[Data entries]
◆ ◆ ◆ ◆

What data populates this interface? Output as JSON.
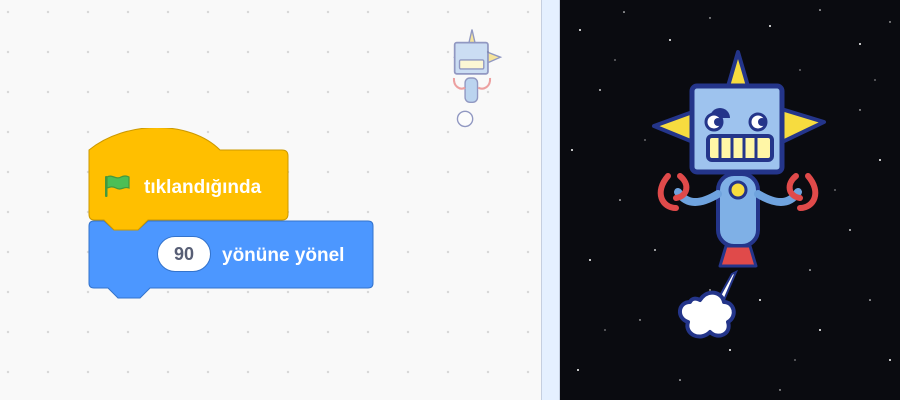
{
  "script": {
    "hat_block": {
      "label": "tıklandığında",
      "icon": "green-flag-icon",
      "color": "#ffbf00"
    },
    "motion_block": {
      "value": "90",
      "label": "yönüne yönel",
      "color": "#4c97ff"
    }
  },
  "stage": {
    "backdrop": "space-starfield",
    "sprite": "robot-sprite"
  },
  "colors": {
    "hat_block": "#ffbf00",
    "motion_block": "#4c97ff",
    "code_area_bg": "#f9f9f9",
    "stage_bg": "#0a0b10"
  }
}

◆ ◆ ◆ ◆

**EXERCISE AIM**
Write out every record above exactly as it stands, but leave out the pictures.

**TASK RESPONSE**
What data populates this interface? Output as JSON.
{
  "script": {
    "hat_block": {
      "label": "tıklandığında",
      "icon": "green-flag-icon",
      "color": "#ffbf00"
    },
    "motion_block": {
      "value": "90",
      "label": "yönüne yönel",
      "color": "#4c97ff"
    }
  },
  "stage": {
    "backdrop": "space-starfield",
    "sprite": "robot-sprite"
  },
  "colors": {
    "hat_block": "#ffbf00",
    "motion_block": "#4c97ff",
    "code_area_bg": "#f9f9f9",
    "stage_bg": "#0a0b10"
  }
}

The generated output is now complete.